[Element placement data]
○ ○ ○
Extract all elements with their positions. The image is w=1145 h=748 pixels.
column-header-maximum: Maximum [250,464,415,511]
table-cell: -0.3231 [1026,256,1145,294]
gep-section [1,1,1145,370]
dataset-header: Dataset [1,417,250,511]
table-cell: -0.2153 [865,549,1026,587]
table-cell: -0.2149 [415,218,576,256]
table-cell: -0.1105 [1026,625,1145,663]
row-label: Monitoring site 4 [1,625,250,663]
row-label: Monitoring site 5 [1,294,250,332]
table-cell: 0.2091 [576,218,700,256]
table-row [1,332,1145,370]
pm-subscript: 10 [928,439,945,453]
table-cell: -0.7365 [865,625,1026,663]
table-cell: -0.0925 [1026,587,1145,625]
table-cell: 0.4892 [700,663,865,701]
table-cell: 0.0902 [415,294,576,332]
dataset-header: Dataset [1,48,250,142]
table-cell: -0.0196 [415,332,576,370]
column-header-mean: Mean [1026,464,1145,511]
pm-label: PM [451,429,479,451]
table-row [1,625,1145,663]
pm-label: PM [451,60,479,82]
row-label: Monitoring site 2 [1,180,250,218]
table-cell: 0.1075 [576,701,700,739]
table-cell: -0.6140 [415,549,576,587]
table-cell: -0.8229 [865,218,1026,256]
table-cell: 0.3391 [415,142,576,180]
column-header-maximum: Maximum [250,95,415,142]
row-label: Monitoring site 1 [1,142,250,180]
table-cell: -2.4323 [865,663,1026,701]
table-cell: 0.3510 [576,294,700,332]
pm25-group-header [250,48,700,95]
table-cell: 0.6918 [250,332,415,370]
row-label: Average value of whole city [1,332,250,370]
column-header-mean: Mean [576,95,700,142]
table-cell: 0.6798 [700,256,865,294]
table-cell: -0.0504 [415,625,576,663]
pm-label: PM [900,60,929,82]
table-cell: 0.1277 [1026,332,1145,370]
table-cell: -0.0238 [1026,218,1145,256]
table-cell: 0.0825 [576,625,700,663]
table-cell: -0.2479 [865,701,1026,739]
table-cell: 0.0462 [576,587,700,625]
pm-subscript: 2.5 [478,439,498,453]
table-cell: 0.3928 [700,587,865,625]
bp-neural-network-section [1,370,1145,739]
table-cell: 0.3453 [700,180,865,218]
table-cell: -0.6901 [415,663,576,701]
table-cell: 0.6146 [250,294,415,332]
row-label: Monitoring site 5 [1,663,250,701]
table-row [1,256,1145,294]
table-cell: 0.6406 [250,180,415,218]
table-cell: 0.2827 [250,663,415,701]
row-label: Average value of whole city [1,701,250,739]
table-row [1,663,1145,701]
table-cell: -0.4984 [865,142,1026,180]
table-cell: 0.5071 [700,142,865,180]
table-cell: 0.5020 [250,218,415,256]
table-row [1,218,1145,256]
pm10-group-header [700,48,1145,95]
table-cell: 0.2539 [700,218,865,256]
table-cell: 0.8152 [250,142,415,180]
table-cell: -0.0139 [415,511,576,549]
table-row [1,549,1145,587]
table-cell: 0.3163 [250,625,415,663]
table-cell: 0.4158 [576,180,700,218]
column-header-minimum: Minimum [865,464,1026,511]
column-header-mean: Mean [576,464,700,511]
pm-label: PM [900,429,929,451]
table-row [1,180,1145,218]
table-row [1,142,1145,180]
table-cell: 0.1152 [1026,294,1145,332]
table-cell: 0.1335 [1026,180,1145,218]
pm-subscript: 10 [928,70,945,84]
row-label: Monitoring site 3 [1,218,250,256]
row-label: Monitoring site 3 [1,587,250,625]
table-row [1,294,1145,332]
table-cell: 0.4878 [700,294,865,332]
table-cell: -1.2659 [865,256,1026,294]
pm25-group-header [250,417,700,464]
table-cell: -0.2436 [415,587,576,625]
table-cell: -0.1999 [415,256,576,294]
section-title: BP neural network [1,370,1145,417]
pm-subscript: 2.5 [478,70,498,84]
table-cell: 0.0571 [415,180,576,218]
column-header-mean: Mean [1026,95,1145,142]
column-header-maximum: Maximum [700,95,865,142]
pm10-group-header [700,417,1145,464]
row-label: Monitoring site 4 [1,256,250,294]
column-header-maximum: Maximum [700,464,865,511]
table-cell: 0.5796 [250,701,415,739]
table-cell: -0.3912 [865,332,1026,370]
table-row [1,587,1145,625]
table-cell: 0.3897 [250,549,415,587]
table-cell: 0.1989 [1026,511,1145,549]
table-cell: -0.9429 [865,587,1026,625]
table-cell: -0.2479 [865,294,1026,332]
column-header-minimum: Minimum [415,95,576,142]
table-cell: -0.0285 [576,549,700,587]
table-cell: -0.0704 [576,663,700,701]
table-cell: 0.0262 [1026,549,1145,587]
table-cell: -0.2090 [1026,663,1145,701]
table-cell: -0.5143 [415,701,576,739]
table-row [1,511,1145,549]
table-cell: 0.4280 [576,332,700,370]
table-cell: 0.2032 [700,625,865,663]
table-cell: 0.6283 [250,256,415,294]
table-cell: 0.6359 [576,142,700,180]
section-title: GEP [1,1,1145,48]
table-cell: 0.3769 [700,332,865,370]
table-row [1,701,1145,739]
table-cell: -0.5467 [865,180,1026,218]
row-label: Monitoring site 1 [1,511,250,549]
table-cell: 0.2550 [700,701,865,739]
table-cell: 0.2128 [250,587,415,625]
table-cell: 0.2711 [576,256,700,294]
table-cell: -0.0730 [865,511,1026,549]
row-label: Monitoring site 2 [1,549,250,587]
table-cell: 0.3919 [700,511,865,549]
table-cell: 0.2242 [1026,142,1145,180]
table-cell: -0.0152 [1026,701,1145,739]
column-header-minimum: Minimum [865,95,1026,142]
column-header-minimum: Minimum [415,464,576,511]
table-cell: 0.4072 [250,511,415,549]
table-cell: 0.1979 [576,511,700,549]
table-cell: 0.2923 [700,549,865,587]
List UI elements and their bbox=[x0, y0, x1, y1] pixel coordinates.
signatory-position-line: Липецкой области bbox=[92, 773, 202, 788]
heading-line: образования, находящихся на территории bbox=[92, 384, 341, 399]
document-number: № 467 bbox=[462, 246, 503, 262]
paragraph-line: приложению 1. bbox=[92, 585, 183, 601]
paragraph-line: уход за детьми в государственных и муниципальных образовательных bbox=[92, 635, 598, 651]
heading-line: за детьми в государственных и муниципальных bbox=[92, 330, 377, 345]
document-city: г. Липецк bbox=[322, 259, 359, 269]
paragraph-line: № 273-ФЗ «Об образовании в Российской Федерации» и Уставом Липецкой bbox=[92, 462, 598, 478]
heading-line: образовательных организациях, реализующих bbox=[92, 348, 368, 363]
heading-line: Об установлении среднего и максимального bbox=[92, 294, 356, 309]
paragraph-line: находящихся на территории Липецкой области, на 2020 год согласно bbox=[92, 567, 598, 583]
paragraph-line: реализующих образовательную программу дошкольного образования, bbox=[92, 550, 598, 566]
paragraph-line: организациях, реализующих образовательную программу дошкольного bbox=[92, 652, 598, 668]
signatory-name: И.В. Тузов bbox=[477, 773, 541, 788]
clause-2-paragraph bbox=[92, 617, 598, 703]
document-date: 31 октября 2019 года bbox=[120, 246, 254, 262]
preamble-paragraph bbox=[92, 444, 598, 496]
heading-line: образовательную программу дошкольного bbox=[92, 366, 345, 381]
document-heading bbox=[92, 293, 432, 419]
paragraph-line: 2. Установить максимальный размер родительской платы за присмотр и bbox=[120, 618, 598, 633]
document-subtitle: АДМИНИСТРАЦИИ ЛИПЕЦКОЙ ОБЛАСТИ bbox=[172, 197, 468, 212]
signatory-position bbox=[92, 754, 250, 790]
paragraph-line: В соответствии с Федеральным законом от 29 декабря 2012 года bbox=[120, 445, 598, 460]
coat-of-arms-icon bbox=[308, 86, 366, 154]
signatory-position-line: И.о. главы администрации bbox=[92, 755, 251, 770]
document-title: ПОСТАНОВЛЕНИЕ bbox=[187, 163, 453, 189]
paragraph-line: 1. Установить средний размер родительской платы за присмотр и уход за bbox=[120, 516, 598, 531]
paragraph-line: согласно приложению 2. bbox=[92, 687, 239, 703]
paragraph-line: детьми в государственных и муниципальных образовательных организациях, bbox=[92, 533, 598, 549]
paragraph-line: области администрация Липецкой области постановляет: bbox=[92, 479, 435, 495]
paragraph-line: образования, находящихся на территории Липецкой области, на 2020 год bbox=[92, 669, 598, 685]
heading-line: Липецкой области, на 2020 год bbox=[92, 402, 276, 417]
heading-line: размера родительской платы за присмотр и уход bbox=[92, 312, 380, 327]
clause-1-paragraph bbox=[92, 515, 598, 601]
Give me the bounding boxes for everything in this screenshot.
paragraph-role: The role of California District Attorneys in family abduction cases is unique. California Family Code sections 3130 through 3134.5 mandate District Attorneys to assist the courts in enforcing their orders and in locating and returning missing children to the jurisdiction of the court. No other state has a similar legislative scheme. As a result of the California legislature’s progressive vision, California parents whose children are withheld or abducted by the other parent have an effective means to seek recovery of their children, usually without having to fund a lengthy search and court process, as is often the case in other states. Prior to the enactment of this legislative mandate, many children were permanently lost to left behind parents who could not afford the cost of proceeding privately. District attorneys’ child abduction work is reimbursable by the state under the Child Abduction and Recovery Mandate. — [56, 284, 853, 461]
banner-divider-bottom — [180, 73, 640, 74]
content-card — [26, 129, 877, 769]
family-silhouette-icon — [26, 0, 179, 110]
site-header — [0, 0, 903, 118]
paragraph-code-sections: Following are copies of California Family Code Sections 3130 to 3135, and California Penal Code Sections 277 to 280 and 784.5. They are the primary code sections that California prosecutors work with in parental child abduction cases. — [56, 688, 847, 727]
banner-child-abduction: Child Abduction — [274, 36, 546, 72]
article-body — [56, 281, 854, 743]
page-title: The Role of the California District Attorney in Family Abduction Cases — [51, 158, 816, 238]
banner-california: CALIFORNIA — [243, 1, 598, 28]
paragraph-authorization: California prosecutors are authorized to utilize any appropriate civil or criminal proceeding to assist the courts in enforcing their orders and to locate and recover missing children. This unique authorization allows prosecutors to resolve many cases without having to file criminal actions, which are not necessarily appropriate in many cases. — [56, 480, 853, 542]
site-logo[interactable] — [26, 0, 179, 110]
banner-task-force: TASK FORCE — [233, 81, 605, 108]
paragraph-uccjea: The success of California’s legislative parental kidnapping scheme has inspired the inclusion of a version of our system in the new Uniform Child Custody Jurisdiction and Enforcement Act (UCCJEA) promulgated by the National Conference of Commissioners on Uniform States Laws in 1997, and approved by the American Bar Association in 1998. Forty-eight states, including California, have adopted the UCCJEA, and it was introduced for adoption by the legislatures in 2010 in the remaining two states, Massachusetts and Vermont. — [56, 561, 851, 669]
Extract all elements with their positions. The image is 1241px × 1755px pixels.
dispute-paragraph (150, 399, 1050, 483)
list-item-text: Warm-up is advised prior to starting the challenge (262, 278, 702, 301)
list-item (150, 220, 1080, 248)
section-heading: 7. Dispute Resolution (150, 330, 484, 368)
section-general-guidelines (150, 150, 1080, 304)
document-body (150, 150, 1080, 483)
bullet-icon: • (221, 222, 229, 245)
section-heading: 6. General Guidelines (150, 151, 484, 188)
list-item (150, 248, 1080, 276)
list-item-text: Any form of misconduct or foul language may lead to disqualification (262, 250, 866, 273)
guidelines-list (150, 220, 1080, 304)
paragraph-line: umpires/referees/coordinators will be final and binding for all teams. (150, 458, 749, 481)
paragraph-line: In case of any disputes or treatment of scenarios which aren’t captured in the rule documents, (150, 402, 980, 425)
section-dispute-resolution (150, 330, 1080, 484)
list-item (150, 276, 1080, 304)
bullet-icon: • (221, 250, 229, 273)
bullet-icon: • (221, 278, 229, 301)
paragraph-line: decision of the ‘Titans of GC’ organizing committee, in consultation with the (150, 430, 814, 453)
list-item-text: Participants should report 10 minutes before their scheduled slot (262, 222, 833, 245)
○ ○ ○
EXERCISE PROMPT:
Put the lines from the start of the entries through the line holding "table-cell: 0.0902 [415,294,576,332]", inclusive, into a Markdown table with the columns Row and Line. Number each row and leave out any blank lines.

EXERCISE ANSWER:
| Row | Line |
|---|---|
| 1 | Extract all elements with their positions. The image is w=1145 h=748 pixels. |
| 2 | column-header-maximum: Maximum [250,464,415,511] |
| 3 | table-cell: -0.3231 [1026,256,1145,294] |
| 4 | gep-section [1,1,1145,370] |
| 5 | dataset-header: Dataset [1,417,250,511] |
| 6 | table-cell: -0.2153 [865,549,1026,587] |
| 7 | table-cell: -0.2149 [415,218,576,256] |
| 8 | table-cell: -0.1105 [1026,625,1145,663] |
| 9 | row-label: Monitoring site 4 [1,625,250,663] |
| 10 | row-label: Monitoring site 5 [1,294,250,332] |
| 11 | table-cell: 0.2091 [576,218,700,256] |
| 12 | table-row [1,332,1145,370] |
| 13 | pm-subscript: 10 [928,439,945,453] |
| 14 | table-cell: -0.7365 [865,625,1026,663] |
| 15 | table-cell: -0.0925 [1026,587,1145,625] |
| 16 | table-cell: 0.4892 [700,663,865,701] |
| 17 | table-cell: 0.0902 [415,294,576,332] |